INFORMATION GIVEN
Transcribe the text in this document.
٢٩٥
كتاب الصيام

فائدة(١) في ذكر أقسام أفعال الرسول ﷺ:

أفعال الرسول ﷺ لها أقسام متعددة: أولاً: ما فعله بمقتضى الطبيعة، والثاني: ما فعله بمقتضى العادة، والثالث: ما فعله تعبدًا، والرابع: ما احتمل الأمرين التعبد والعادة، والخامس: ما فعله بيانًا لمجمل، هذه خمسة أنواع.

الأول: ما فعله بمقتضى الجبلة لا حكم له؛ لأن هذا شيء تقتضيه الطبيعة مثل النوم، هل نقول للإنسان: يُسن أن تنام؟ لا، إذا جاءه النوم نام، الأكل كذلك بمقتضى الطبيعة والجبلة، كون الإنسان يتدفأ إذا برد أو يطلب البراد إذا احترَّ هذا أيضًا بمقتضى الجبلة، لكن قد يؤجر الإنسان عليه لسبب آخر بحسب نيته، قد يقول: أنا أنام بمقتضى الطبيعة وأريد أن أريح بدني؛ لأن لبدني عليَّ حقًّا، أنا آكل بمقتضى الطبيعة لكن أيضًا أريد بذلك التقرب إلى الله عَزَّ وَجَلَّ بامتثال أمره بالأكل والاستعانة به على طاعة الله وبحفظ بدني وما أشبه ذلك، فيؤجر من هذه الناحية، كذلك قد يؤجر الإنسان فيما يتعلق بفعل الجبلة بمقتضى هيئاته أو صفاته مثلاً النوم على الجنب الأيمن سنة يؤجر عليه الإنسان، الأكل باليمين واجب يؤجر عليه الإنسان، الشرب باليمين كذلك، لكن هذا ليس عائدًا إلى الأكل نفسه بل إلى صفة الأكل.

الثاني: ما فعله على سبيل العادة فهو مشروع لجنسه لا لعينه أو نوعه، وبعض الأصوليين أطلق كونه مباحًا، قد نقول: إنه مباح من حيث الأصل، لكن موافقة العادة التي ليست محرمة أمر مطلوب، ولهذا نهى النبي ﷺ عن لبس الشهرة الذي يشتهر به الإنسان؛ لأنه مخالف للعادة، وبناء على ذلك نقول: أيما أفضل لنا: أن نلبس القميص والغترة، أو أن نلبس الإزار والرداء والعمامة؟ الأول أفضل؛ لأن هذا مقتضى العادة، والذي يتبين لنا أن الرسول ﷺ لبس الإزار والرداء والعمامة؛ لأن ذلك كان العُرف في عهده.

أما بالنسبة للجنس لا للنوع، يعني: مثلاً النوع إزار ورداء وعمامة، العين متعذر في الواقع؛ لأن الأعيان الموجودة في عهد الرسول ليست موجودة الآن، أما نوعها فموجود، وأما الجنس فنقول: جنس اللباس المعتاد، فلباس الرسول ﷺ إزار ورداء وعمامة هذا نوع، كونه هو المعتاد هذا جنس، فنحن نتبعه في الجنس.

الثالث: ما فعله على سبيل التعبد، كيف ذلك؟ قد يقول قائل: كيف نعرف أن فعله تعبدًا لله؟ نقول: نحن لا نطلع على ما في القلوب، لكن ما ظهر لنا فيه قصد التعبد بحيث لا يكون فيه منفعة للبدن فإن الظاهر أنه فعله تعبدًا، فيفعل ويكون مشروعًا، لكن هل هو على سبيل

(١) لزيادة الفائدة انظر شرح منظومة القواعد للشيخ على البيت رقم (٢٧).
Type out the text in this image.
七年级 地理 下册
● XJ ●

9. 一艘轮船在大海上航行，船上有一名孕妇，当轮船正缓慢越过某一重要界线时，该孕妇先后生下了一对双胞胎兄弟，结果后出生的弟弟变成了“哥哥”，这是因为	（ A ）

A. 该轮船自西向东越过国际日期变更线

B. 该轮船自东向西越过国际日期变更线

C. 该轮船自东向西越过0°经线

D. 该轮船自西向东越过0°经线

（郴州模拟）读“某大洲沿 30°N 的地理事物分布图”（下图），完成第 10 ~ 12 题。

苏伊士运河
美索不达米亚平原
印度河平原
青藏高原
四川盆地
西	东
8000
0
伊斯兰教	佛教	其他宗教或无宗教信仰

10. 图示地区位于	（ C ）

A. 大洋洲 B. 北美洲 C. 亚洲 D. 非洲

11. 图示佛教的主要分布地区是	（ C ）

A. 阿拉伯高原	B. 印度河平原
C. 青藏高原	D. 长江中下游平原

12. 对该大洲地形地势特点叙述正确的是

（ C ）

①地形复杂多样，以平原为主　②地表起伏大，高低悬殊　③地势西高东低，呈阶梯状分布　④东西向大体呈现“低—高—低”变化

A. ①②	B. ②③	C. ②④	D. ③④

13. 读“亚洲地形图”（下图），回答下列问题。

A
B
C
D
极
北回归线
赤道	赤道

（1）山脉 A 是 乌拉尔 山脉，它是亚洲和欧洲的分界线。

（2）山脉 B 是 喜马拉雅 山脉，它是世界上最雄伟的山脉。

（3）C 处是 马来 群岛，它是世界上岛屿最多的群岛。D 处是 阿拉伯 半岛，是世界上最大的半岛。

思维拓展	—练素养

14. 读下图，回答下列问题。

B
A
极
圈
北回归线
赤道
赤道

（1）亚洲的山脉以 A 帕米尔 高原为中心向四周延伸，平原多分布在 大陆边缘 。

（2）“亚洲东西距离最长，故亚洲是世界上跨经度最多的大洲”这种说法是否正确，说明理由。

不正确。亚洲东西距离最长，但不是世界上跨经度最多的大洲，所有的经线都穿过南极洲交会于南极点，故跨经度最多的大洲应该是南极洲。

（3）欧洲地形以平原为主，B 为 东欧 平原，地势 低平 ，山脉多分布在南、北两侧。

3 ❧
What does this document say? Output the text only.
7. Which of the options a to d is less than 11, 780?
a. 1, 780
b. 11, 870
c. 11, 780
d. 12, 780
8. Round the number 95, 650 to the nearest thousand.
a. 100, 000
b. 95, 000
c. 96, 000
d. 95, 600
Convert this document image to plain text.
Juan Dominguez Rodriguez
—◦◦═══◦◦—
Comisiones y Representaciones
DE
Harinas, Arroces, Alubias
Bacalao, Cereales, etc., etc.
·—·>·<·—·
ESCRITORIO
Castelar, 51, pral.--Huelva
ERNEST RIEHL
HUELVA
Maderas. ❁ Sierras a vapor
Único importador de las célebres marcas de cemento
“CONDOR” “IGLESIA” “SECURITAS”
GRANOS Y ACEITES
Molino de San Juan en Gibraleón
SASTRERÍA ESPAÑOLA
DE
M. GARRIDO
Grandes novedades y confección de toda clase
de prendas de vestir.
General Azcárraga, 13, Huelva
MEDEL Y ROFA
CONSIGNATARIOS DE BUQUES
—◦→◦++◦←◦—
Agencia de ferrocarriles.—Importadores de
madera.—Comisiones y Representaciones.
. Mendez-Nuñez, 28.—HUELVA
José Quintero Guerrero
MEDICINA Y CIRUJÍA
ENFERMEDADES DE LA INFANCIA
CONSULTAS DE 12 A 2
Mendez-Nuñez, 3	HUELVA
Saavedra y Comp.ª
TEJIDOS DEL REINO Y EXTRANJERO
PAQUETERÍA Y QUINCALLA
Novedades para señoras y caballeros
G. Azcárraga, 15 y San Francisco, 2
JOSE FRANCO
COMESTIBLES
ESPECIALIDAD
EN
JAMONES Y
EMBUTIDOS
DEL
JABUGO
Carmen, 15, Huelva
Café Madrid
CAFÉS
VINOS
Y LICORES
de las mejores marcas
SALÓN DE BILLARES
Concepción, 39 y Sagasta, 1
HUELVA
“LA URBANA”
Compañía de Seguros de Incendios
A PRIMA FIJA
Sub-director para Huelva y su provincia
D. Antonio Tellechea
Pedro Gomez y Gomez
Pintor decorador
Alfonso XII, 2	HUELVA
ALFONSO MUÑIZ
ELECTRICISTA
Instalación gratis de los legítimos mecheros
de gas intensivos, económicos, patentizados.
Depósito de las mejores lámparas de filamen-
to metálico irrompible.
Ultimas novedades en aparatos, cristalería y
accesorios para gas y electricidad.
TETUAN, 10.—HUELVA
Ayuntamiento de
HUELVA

EXERCISE DETAILS
Show the lines of the data that hold the word "يقول".

FINISHED EXERCISE
الأول: ما فعله بمقتضى الجبلة لا حكم له؛ لأن هذا شيء تقتضيه الطبيعة مثل النوم، هل نقول للإنسان: يُسن أن تنام؟ لا، إذا جاءه النوم نام، الأكل كذلك بمقتضى الطبيعة والجبلة، كون الإنسان يتدفأ إذا برد أو يطلب البراد إذا احترَّ هذا أيضًا بمقتضى الجبلة، لكن قد يؤجر الإنسان عليه لسبب آخر بحسب نيته، قد يقول: أنا أنام بمقتضى الطبيعة وأريد أن أريح بدني؛ لأن لبدني عليَّ حقًّا، أنا آكل بمقتضى الطبيعة لكن أيضًا أريد بذلك التقرب إلى الله عَزَّ وَجَلَّ بامتثال أمره بالأكل والاستعانة به على طاعة الله وبحفظ بدني وما أشبه ذلك، فيؤجر من هذه الناحية، كذلك قد يؤجر الإنسان فيما يتعلق بفعل الجبلة بمقتضى هيئاته أو صفاته مثلاً النوم على الجنب الأيمن سنة يؤجر عليه الإنسان، الأكل باليمين واجب يؤجر عليه الإنسان، الشرب باليمين كذلك، لكن هذا ليس عائدًا إلى الأكل نفسه بل إلى صفة الأكل.
الثالث: ما فعله على سبيل التعبد، كيف ذلك؟ قد يقول قائل: كيف نعرف أن فعله تعبدًا لله؟ نقول: نحن لا نطلع على ما في القلوب، لكن ما ظهر لنا فيه قصد التعبد بحيث لا يكون فيه منفعة للبدن فإن الظاهر أنه فعله تعبدًا، فيفعل ويكون مشروعًا، لكن هل هو على سبيل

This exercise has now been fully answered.